Work to do: Which lines in the material below contain the word "Blocking"? Copy each of them.

***** Exercise materials *****

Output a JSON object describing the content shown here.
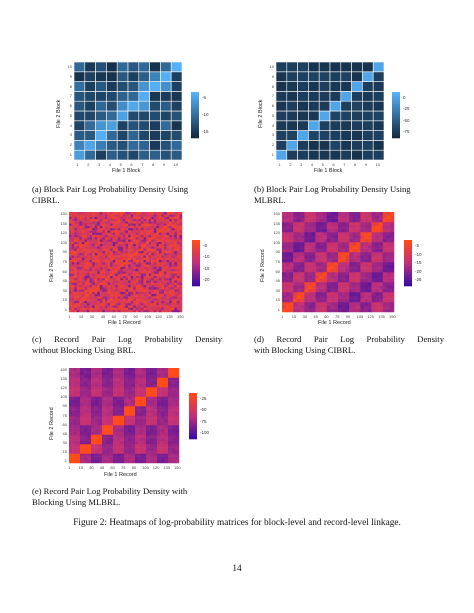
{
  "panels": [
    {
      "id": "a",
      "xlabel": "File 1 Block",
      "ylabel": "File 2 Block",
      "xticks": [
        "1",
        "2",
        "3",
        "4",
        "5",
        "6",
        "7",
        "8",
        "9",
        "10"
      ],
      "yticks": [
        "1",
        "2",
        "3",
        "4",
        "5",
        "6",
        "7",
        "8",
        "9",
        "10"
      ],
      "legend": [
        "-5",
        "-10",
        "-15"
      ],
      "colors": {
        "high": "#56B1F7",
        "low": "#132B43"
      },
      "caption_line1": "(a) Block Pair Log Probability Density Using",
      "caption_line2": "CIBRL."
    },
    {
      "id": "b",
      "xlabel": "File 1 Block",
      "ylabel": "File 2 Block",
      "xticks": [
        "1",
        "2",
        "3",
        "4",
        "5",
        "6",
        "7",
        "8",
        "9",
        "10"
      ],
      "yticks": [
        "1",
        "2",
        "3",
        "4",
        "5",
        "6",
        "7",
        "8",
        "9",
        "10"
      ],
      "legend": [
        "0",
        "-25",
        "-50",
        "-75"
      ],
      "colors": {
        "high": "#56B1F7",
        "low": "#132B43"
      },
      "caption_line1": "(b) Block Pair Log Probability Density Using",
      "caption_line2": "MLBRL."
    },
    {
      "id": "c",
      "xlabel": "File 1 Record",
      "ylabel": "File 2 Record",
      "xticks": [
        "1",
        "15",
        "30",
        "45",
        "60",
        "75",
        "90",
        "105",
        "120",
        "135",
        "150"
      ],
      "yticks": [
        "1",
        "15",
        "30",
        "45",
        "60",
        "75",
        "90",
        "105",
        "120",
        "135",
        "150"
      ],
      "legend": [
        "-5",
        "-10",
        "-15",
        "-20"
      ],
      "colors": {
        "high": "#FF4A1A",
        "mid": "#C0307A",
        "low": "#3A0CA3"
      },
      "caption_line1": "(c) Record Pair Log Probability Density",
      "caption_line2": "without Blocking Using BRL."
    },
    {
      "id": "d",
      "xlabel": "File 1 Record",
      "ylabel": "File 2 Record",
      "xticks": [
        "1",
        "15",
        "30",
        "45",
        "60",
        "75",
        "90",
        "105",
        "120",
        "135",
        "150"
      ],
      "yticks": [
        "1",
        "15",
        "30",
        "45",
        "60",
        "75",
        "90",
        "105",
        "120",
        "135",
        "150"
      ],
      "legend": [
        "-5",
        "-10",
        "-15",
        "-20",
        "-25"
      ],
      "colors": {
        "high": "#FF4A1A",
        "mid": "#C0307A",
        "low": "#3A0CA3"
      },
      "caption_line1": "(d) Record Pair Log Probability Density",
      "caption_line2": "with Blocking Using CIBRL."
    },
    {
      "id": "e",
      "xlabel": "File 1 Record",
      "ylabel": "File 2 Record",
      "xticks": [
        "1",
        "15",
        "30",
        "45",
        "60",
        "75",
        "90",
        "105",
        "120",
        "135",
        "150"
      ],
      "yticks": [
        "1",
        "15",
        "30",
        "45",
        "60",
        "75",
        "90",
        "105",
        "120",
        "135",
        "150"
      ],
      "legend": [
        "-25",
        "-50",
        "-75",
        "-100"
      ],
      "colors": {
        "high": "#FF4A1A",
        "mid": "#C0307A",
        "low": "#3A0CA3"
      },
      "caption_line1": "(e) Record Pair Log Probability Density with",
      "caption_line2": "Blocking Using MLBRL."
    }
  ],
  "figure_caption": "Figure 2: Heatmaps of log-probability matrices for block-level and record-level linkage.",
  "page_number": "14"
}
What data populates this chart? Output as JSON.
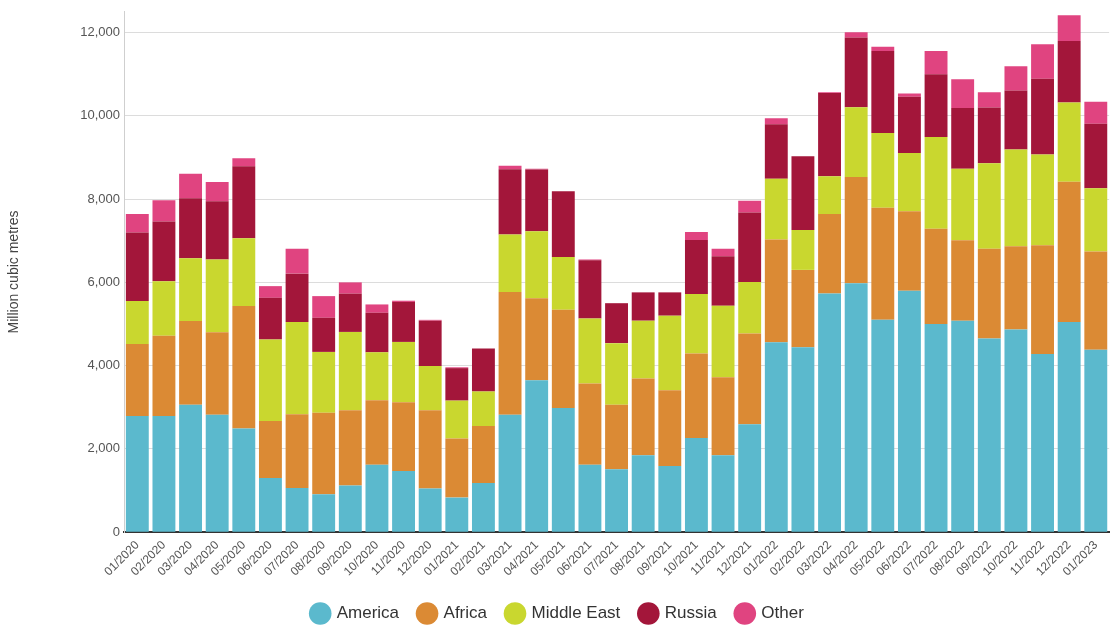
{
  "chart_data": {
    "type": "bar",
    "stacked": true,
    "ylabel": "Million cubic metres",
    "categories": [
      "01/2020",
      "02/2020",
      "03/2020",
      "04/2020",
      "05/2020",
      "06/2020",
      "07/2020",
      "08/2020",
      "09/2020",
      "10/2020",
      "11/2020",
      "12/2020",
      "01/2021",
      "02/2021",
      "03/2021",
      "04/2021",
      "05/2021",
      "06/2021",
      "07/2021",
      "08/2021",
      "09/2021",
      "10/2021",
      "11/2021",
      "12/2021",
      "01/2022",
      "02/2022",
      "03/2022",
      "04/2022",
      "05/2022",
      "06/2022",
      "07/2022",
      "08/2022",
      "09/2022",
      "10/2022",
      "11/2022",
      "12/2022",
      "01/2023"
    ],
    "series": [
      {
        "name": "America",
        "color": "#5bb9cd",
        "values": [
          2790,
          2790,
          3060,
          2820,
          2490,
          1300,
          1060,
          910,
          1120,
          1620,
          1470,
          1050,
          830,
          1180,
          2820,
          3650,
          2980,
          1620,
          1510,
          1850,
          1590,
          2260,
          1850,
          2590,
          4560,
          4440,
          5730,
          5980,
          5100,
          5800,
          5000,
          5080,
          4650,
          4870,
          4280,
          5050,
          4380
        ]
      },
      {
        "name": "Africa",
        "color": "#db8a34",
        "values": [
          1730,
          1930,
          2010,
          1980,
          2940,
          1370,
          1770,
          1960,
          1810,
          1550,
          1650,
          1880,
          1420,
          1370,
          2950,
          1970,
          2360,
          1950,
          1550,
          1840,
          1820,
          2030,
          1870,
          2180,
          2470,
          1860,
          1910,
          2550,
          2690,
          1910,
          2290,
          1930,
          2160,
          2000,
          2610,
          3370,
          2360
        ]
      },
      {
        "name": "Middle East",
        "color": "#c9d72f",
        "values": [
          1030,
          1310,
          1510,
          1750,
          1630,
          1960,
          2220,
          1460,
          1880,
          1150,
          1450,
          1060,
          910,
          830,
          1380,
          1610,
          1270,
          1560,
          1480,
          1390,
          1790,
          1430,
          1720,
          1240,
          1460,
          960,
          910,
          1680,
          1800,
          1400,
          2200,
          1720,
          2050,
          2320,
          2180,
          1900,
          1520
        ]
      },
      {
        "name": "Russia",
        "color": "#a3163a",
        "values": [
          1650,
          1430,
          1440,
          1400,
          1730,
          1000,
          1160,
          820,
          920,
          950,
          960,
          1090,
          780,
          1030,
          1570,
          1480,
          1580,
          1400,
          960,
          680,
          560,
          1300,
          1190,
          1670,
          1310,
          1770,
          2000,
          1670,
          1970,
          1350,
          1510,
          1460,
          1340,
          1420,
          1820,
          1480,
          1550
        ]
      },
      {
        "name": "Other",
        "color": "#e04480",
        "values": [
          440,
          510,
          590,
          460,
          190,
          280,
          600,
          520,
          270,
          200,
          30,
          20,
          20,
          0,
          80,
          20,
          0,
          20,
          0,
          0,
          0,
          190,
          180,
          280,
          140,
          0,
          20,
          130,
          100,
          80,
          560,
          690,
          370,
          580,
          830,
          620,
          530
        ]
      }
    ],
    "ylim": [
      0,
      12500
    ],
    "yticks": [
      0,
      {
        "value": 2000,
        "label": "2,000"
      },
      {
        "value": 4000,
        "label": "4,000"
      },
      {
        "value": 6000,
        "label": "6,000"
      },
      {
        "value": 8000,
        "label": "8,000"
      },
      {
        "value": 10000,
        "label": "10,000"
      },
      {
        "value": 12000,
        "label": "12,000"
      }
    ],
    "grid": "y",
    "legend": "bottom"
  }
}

*****

Task output:
      "caption_line2": "without Blocking Using BRL."
      "caption_line2": "with Blocking Using CIBRL."
      "caption_line2": "Blocking Using MLBRL."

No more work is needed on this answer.